* _Liste des consignes_
A. Recopiez fidèlement le passage de l'extrait sur la consommation de médicaments compris entre « Malgré tout, ces » et « rapport de l’étude. », ces deux segments inclus.
B. D'après l'extrait sur la consommation de médicaments, de combien les débuts de traitement par anticoagulants ont-ils baissé ?

━━━ Extrait du document

Malgré tout, ces données démontrent un nombre de débuts de traitements chroniques en forte baisse par rapport aux années précédentes, sur une échelle de six mois de la mi-mars à la mi-septembre, et cela pour les statines (anticholestérols, − 10 %), le furosémide (diurétique) prescrit dans l’insuffisance cardiaque ou rénale (− 12 %), les anticoagulants (− 18 %), probablement à cause du report de nombreuses interventions chirurgicales nécessitant ce type de traitement. Par contre, “ la baisse de l’instauration de l’insuline ( 2 %) et des antihypertenseurs en général (− 4 %) par rapport à l’année précédente était faible ”, note le rapport de l’étude.

En même temps, plusieurs groupes thérapeutiques usuels ont très largement diminué : les corticothérapies orales (utilisées dans de nombreuses affections aiguës ou chroniques), avec 3,6 millions de traitements de moins délivrés, les anti-inflammatoires non stéroïdiens (AINS) avec 7,2 millions de délivrances en moins, les antiulcéreux de type inhibiteurs de la pompe à protons (IPP), utilisés pour soigner le reflux gastro-œsophagien chez les enfants, en association aux AINS pour protéger l’estomac, avec 2,8 millions de délivrances en moins. “ La consommation des IPP reste toutefois très élevée en France, avec près d’un Français sur quatre qui y a recours, soit environ 18 millions de prescriptions, loin d’être toutes nécessaires ”.

━━━━━━
━━━ Données disponibles

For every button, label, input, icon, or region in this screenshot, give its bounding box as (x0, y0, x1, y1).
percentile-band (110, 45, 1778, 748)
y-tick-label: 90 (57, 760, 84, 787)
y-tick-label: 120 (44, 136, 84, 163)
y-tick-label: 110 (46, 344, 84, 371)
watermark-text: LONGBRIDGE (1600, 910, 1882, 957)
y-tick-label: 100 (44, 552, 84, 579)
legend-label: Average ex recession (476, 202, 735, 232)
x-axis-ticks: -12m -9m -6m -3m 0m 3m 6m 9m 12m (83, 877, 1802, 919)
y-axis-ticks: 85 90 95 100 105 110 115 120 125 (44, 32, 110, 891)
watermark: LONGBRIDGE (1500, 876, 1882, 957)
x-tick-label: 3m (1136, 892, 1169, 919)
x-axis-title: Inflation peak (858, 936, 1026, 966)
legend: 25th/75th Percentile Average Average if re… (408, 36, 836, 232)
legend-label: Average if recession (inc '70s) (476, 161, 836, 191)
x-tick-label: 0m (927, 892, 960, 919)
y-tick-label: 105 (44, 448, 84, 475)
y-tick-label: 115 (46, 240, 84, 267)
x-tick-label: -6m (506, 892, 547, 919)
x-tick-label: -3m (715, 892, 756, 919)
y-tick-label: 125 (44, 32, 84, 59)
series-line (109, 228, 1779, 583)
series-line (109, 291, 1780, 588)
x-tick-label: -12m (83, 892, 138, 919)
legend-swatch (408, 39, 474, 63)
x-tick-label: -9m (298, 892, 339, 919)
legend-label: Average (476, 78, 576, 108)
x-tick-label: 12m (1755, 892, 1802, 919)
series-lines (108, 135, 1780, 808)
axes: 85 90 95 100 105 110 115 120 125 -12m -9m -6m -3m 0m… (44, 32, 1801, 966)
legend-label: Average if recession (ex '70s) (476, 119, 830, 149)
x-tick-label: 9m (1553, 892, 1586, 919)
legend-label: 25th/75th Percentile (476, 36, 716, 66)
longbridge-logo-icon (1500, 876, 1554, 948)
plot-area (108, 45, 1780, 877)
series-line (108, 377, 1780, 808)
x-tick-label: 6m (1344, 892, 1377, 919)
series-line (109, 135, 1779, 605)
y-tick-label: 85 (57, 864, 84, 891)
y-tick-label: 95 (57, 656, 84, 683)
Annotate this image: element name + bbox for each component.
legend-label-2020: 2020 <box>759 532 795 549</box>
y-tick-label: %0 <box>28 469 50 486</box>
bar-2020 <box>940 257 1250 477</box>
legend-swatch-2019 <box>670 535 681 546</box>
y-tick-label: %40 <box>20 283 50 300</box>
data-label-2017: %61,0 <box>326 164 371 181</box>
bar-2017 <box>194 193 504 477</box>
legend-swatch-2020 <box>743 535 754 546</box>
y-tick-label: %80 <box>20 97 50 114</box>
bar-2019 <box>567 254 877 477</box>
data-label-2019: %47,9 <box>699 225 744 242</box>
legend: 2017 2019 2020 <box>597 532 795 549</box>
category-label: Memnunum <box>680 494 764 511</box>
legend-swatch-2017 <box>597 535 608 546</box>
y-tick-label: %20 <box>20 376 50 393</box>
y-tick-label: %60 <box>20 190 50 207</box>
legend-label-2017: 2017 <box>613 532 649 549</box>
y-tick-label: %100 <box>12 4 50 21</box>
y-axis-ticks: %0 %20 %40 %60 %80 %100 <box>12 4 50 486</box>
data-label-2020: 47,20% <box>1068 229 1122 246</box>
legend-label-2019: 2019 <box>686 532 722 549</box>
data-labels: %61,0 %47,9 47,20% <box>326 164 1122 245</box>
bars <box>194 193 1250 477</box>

━━━━━━

* _Réponses aux exercices_
A.
Malgré tout, ces données démontrent un nombre de débuts de traitements chroniques en forte baisse par rapport aux années précédentes, sur une échelle de six mois de la mi-mars à la mi-septembre, et cela pour les statines (anticholestérols, − 10 %), le furosémide (diurétique) prescrit dans l’insuffisance cardiaque ou rénale (− 12 %), les anticoagulants (− 18 %), probablement à cause du report de nombreuses interventions chirurgicales nécessitant ce type de traitement. Par contre, “ la baisse de l’instauration de l’insuline ( 2 %) et des antihypertenseurs en général (− 4 %) par rapport à l’année précédente était faible ”, note le rapport de l’étude.

B. Ils ont baissé de 18 %.